[WHAT TO WORK ON] Show all lines that include the string "text"; copy each one.

┌─ EXERCISE DATA

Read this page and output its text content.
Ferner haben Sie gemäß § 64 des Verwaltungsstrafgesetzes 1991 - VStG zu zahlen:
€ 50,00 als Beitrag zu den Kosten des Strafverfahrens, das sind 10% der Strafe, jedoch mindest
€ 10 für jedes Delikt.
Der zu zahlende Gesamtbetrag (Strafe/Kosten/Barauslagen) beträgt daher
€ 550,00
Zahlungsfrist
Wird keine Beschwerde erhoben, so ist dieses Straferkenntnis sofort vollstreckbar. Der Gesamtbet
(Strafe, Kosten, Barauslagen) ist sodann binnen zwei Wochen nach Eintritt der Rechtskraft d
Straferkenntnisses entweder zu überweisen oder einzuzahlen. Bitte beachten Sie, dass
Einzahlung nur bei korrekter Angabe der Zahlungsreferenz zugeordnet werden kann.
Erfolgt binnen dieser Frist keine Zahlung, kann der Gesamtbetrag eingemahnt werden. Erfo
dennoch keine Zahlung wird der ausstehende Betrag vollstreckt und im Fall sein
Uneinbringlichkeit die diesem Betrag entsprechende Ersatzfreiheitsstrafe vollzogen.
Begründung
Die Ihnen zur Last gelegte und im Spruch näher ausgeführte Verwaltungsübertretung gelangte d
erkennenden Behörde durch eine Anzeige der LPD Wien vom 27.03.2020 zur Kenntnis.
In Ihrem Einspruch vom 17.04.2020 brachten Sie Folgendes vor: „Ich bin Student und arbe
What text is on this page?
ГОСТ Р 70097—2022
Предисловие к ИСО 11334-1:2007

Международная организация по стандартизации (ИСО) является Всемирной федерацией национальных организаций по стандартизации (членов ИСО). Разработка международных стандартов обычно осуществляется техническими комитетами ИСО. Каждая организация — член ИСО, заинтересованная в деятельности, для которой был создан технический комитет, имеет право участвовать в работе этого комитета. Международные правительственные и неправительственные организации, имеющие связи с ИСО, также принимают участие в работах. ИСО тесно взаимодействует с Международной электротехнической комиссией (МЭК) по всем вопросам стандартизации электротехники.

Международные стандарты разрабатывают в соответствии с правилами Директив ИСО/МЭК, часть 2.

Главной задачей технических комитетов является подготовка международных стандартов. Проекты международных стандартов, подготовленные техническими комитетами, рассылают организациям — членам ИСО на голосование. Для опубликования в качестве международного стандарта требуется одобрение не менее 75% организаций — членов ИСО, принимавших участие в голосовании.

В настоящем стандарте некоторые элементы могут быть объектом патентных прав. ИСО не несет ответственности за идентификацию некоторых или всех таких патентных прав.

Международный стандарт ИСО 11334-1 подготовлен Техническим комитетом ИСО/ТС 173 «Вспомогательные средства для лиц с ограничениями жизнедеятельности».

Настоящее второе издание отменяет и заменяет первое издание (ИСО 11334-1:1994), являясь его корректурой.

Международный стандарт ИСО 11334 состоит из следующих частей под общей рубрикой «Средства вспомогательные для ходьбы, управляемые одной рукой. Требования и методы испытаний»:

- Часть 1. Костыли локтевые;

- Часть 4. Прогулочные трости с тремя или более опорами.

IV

└─

[ANSWER IN FULL]
Read this page and output its text content.
What text is on this page?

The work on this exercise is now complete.